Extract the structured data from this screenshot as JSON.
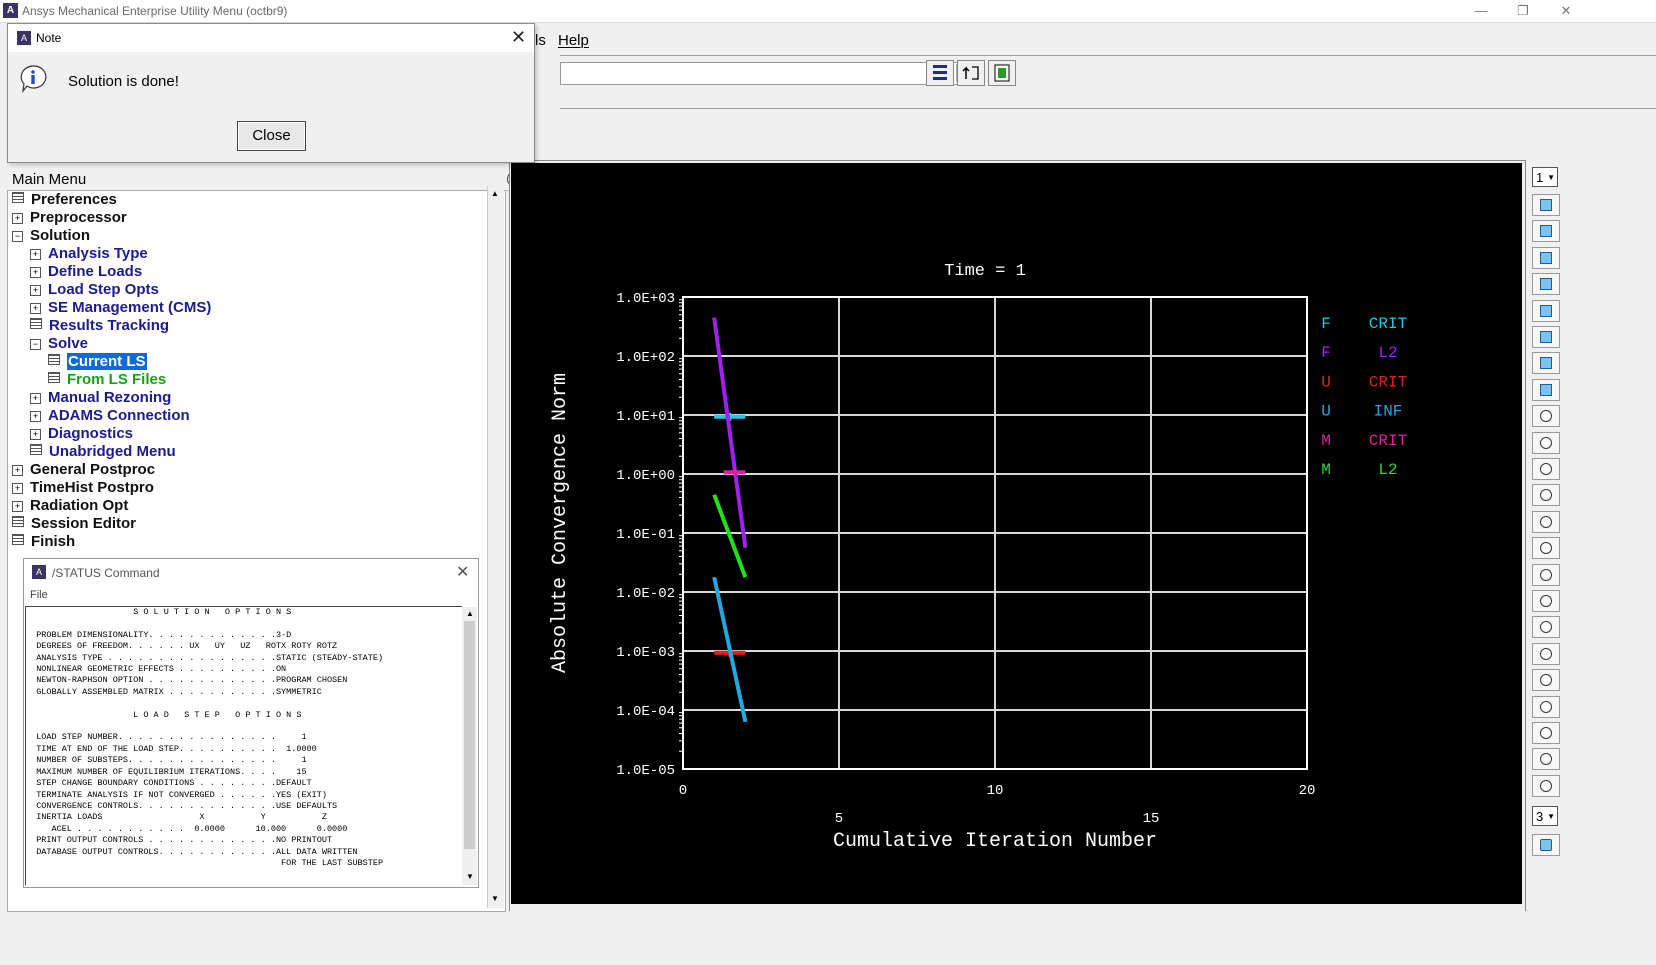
{
  "window": {
    "title": "Ansys Mechanical Enterprise Utility Menu (octbr9)",
    "icon_letter": "A"
  },
  "menubar": {
    "partial_label": "ls",
    "help_label": "Help"
  },
  "main_menu": {
    "title": "Main Menu",
    "collapse_glyph": "⌃",
    "items": [
      {
        "label": "Preferences",
        "depth": 0,
        "icon": "leaf",
        "color": "black"
      },
      {
        "label": "Preprocessor",
        "depth": 0,
        "icon": "plus",
        "color": "black"
      },
      {
        "label": "Solution",
        "depth": 0,
        "icon": "minus",
        "color": "black"
      },
      {
        "label": "Analysis Type",
        "depth": 1,
        "icon": "plus",
        "color": "blue"
      },
      {
        "label": "Define Loads",
        "depth": 1,
        "icon": "plus",
        "color": "blue"
      },
      {
        "label": "Load Step Opts",
        "depth": 1,
        "icon": "plus",
        "color": "blue"
      },
      {
        "label": "SE Management (CMS)",
        "depth": 1,
        "icon": "plus",
        "color": "blue"
      },
      {
        "label": "Results Tracking",
        "depth": 1,
        "icon": "leaf",
        "color": "blue"
      },
      {
        "label": "Solve",
        "depth": 1,
        "icon": "minus",
        "color": "blue"
      },
      {
        "label": "Current LS",
        "depth": 2,
        "icon": "leaf",
        "color": "selected"
      },
      {
        "label": "From LS Files",
        "depth": 2,
        "icon": "leaf",
        "color": "green"
      },
      {
        "label": "Manual Rezoning",
        "depth": 1,
        "icon": "plus",
        "color": "blue"
      },
      {
        "label": "ADAMS Connection",
        "depth": 1,
        "icon": "plus",
        "color": "blue"
      },
      {
        "label": "Diagnostics",
        "depth": 1,
        "icon": "plus",
        "color": "blue"
      },
      {
        "label": "Unabridged Menu",
        "depth": 1,
        "icon": "leaf",
        "color": "blue"
      },
      {
        "label": "General Postproc",
        "depth": 0,
        "icon": "plus",
        "color": "black"
      },
      {
        "label": "TimeHist Postpro",
        "depth": 0,
        "icon": "plus",
        "color": "black"
      },
      {
        "label": "Radiation Opt",
        "depth": 0,
        "icon": "plus",
        "color": "black"
      },
      {
        "label": "Session Editor",
        "depth": 0,
        "icon": "leaf",
        "color": "black"
      },
      {
        "label": "Finish",
        "depth": 0,
        "icon": "leaf",
        "color": "black"
      }
    ]
  },
  "note_dialog": {
    "title": "Note",
    "message": "Solution is done!",
    "close_label": "Close",
    "close_glyph": "✕"
  },
  "status_dialog": {
    "title": "/STATUS  Command",
    "menu_file": "File",
    "close_glyph": "✕",
    "text": "                     S O L U T I O N   O P T I O N S\n\n  PROBLEM DIMENSIONALITY. . . . . . . . . . . . .3-D\n  DEGREES OF FREEDOM. . . . . . UX   UY   UZ   ROTX ROTY ROTZ\n  ANALYSIS TYPE . . . . . . . . . . . . . . . . .STATIC (STEADY-STATE)\n  NONLINEAR GEOMETRIC EFFECTS . . . . . . . . . .ON\n  NEWTON-RAPHSON OPTION . . . . . . . . . . . . .PROGRAM CHOSEN\n  GLOBALLY ASSEMBLED MATRIX . . . . . . . . . . .SYMMETRIC\n\n                     L O A D   S T E P   O P T I O N S\n\n  LOAD STEP NUMBER. . . . . . . . . . . . . . . .     1\n  TIME AT END OF THE LOAD STEP. . . . . . . . . .  1.0000\n  NUMBER OF SUBSTEPS. . . . . . . . . . . . . . .     1\n  MAXIMUM NUMBER OF EQUILIBRIUM ITERATIONS. . . .    15\n  STEP CHANGE BOUNDARY CONDITIONS . . . . . . . .DEFAULT\n  TERMINATE ANALYSIS IF NOT CONVERGED . . . . . .YES (EXIT)\n  CONVERGENCE CONTROLS. . . . . . . . . . . . . .USE DEFAULTS\n  INERTIA LOADS                   X           Y           Z\n     ACEL . . . . . . . . . . .  0.0000      10.000      0.0000\n  PRINT OUTPUT CONTROLS . . . . . . . . . . . . .NO PRINTOUT\n  DATABASE OUTPUT CONTROLS. . . . . . . . . . . .ALL DATA WRITTEN\n                                                  FOR THE LAST SUBSTEP"
  },
  "right_toolbar": {
    "window_select": "1",
    "view_select": "3"
  },
  "chart_data": {
    "type": "line",
    "title": "Time = 1",
    "xlabel": "Cumulative Iteration Number",
    "ylabel": "Absolute Convergence Norm",
    "x_ticks": [
      0,
      5,
      10,
      15,
      20
    ],
    "xlim": [
      0,
      20
    ],
    "y_scale": "log",
    "y_ticks": [
      "1.0E+03",
      "1.0E+02",
      "1.0E+01",
      "1.0E+00",
      "1.0E-01",
      "1.0E-02",
      "1.0E-03",
      "1.0E-04",
      "1.0E-05"
    ],
    "ylim": [
      -5,
      3
    ],
    "grid": true,
    "legend_position": "right",
    "background": "#000000",
    "series": [
      {
        "name": "F CRIT",
        "label1": "F",
        "label2": "CRIT",
        "color": "#20c8e0",
        "kind": "criterion",
        "x": [
          1.0,
          2.0
        ],
        "log_y": [
          0.97,
          0.97
        ]
      },
      {
        "name": "F L2",
        "label1": "F",
        "label2": "L2",
        "color": "#a020f0",
        "kind": "line",
        "x": [
          1.0,
          2.0
        ],
        "log_y": [
          2.65,
          -1.25
        ]
      },
      {
        "name": "U CRIT",
        "label1": "U",
        "label2": "CRIT",
        "color": "#e02020",
        "kind": "criterion",
        "x": [
          1.0,
          2.0
        ],
        "log_y": [
          -3.03,
          -3.03
        ]
      },
      {
        "name": "U INF",
        "label1": "U",
        "label2": "INF",
        "color": "#20a8e0",
        "kind": "line",
        "x": [
          1.0,
          2.0
        ],
        "log_y": [
          -1.75,
          -4.2
        ]
      },
      {
        "name": "M CRIT",
        "label1": "M",
        "label2": "CRIT",
        "color": "#e020a0",
        "kind": "criterion",
        "x": [
          1.3,
          2.0
        ],
        "log_y": [
          0.03,
          0.03
        ]
      },
      {
        "name": "M L2",
        "label1": "M",
        "label2": "L2",
        "color": "#20e020",
        "kind": "line",
        "x": [
          1.0,
          2.0
        ],
        "log_y": [
          -0.35,
          -1.75
        ]
      }
    ]
  }
}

* * * * * * * * *

OBJECTIVE.
Determine how many lines in the listing above hold the word "Solution", answering with the number only.

SOLVED PROBLEM.
2